→ What is needed:
Check every line below for the word "الغسل" and give only the number of lines where it appears.

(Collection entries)

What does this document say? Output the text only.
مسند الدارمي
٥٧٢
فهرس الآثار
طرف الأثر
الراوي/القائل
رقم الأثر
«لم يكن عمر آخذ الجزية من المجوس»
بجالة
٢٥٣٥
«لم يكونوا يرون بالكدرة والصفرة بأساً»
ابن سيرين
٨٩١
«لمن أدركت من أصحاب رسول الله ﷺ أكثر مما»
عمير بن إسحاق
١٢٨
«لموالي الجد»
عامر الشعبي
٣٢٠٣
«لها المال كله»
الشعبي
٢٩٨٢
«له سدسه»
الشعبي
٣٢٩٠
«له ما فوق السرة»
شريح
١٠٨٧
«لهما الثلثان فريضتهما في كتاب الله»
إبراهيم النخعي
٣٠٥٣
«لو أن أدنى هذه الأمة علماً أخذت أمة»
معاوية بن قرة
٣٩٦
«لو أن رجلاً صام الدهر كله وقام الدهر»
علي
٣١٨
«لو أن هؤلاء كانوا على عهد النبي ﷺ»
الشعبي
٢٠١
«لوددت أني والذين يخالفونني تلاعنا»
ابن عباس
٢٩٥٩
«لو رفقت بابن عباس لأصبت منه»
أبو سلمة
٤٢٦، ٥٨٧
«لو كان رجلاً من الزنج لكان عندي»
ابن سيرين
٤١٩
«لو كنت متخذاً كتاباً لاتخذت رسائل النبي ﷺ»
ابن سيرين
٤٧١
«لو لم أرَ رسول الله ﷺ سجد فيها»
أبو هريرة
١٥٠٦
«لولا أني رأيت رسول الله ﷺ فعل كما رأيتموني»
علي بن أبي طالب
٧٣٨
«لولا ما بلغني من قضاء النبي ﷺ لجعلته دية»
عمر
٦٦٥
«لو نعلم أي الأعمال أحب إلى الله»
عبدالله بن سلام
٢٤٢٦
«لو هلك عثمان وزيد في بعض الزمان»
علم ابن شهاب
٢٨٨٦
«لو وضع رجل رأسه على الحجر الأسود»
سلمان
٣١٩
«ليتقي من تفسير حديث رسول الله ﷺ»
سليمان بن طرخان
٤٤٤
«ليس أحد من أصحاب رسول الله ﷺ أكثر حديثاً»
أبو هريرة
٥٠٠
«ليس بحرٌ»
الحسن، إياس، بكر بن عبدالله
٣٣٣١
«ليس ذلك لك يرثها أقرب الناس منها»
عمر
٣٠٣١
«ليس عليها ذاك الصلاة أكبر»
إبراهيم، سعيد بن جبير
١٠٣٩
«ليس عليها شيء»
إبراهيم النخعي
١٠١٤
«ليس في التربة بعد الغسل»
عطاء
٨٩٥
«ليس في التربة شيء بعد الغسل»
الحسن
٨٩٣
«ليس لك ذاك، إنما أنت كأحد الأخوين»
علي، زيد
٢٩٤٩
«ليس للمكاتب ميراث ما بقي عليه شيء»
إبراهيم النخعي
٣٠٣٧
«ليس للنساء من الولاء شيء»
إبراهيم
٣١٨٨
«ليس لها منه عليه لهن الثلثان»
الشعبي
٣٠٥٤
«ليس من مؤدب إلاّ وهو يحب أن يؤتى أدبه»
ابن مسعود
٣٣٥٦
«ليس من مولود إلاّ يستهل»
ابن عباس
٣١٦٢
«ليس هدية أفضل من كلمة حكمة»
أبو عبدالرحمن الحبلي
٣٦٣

→ Solution:
2